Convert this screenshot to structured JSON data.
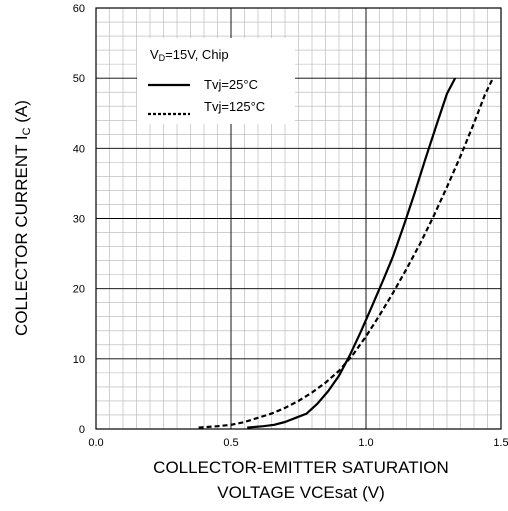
{
  "chart_data": {
    "type": "line",
    "xlabel_line1": "COLLECTOR-EMITTER SATURATION",
    "xlabel_line2": "VOLTAGE VCEsat (V)",
    "ylabel_main": "COLLECTOR CURRENT I",
    "ylabel_sub": "C",
    "ylabel_unit": " (A)",
    "xlim": [
      0.0,
      1.5
    ],
    "ylim": [
      0,
      60
    ],
    "x_ticks": [
      0.0,
      0.5,
      1.0,
      1.5
    ],
    "x_tick_labels": [
      "0.0",
      "0.5",
      "1.0",
      "1.5"
    ],
    "y_ticks": [
      0,
      10,
      20,
      30,
      40,
      50,
      60
    ],
    "y_tick_labels": [
      "0",
      "10",
      "20",
      "30",
      "40",
      "50",
      "60"
    ],
    "grid": true,
    "minor_x_step": 0.05,
    "minor_y_step": 2,
    "legend_position": "top-left",
    "legend_title_main": "V",
    "legend_title_sub": "D",
    "legend_title_rest": "=15V, Chip",
    "series": [
      {
        "name": "Tvj=25°C",
        "style": "solid",
        "x": [
          0.56,
          0.62,
          0.66,
          0.7,
          0.74,
          0.78,
          0.82,
          0.86,
          0.9,
          0.94,
          0.98,
          1.02,
          1.06,
          1.1,
          1.14,
          1.18,
          1.22,
          1.26,
          1.3,
          1.33
        ],
        "y": [
          0.2,
          0.4,
          0.6,
          1.0,
          1.6,
          2.2,
          3.6,
          5.4,
          7.6,
          10.5,
          13.8,
          17.3,
          20.9,
          24.6,
          29.0,
          33.6,
          38.5,
          43.2,
          47.8,
          50.0
        ]
      },
      {
        "name": "Tvj=125°C",
        "style": "dashed",
        "x": [
          0.38,
          0.45,
          0.5,
          0.55,
          0.6,
          0.65,
          0.7,
          0.75,
          0.8,
          0.85,
          0.9,
          0.95,
          1.0,
          1.05,
          1.1,
          1.15,
          1.2,
          1.25,
          1.3,
          1.35,
          1.4,
          1.44,
          1.47
        ],
        "y": [
          0.2,
          0.4,
          0.6,
          1.0,
          1.6,
          2.2,
          3.0,
          4.0,
          5.2,
          6.6,
          8.3,
          10.5,
          13.2,
          16.2,
          19.4,
          22.8,
          26.4,
          30.3,
          34.5,
          38.9,
          43.6,
          47.6,
          50.0
        ]
      }
    ]
  }
}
##########
> WHAT YOU HAVE TO DO
Set the entries down again exactly. Do not include the images.

> OUTPUT
Convert this screenshot to structured JSON data.
{
  "chart_data": {
    "type": "line",
    "xlabel_line1": "COLLECTOR-EMITTER SATURATION",
    "xlabel_line2": "VOLTAGE VCEsat (V)",
    "ylabel_main": "COLLECTOR CURRENT I",
    "ylabel_sub": "C",
    "ylabel_unit": " (A)",
    "xlim": [
      0.0,
      1.5
    ],
    "ylim": [
      0,
      60
    ],
    "x_ticks": [
      0.0,
      0.5,
      1.0,
      1.5
    ],
    "x_tick_labels": [
      "0.0",
      "0.5",
      "1.0",
      "1.5"
    ],
    "y_ticks": [
      0,
      10,
      20,
      30,
      40,
      50,
      60
    ],
    "y_tick_labels": [
      "0",
      "10",
      "20",
      "30",
      "40",
      "50",
      "60"
    ],
    "grid": true,
    "minor_x_step": 0.05,
    "minor_y_step": 2,
    "legend_position": "top-left",
    "legend_title_main": "V",
    "legend_title_sub": "D",
    "legend_title_rest": "=15V, Chip",
    "series": [
      {
        "name": "Tvj=25°C",
        "style": "solid",
        "x": [
          0.56,
          0.62,
          0.66,
          0.7,
          0.74,
          0.78,
          0.82,
          0.86,
          0.9,
          0.94,
          0.98,
          1.02,
          1.06,
          1.1,
          1.14,
          1.18,
          1.22,
          1.26,
          1.3,
          1.33
        ],
        "y": [
          0.2,
          0.4,
          0.6,
          1.0,
          1.6,
          2.2,
          3.6,
          5.4,
          7.6,
          10.5,
          13.8,
          17.3,
          20.9,
          24.6,
          29.0,
          33.6,
          38.5,
          43.2,
          47.8,
          50.0
        ]
      },
      {
        "name": "Tvj=125°C",
        "style": "dashed",
        "x": [
          0.38,
          0.45,
          0.5,
          0.55,
          0.6,
          0.65,
          0.7,
          0.75,
          0.8,
          0.85,
          0.9,
          0.95,
          1.0,
          1.05,
          1.1,
          1.15,
          1.2,
          1.25,
          1.3,
          1.35,
          1.4,
          1.44,
          1.47
        ],
        "y": [
          0.2,
          0.4,
          0.6,
          1.0,
          1.6,
          2.2,
          3.0,
          4.0,
          5.2,
          6.6,
          8.3,
          10.5,
          13.2,
          16.2,
          19.4,
          22.8,
          26.4,
          30.3,
          34.5,
          38.9,
          43.6,
          47.6,
          50.0
        ]
      }
    ]
  }
}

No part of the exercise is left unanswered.